--- start of Task material ---
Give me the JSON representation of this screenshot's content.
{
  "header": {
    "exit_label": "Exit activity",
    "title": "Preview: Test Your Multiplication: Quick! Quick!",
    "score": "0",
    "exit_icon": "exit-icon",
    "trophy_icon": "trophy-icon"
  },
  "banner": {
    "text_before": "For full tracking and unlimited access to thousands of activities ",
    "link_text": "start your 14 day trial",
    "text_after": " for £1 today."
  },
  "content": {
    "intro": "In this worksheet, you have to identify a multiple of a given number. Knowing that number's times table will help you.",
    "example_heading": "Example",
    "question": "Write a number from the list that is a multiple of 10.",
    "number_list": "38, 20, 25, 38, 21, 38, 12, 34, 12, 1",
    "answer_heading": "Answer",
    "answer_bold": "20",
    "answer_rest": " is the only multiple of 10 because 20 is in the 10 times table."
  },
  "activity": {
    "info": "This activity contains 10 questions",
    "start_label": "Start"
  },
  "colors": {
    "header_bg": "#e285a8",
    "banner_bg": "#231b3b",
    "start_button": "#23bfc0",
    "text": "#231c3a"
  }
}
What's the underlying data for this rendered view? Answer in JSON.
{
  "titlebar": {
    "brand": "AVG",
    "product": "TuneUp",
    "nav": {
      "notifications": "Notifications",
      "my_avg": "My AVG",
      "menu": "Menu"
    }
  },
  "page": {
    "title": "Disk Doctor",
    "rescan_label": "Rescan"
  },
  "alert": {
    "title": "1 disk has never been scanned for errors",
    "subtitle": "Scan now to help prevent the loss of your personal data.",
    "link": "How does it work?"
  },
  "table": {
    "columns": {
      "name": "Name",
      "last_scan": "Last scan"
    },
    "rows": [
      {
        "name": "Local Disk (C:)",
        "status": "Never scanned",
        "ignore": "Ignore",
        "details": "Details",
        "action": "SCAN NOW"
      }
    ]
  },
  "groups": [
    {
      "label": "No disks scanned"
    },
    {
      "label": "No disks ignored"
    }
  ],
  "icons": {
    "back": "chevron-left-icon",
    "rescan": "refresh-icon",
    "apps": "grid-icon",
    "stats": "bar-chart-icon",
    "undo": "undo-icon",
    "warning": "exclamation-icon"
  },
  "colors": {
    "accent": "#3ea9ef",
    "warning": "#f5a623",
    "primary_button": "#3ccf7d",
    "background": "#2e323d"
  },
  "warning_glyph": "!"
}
--- end of Task material ---
Do this:
Gather each line in the data that holds the string "activity".

Task output:
    "exit_label": "Exit activity",
  "activity": {
    "info": "This activity contains 10 questions",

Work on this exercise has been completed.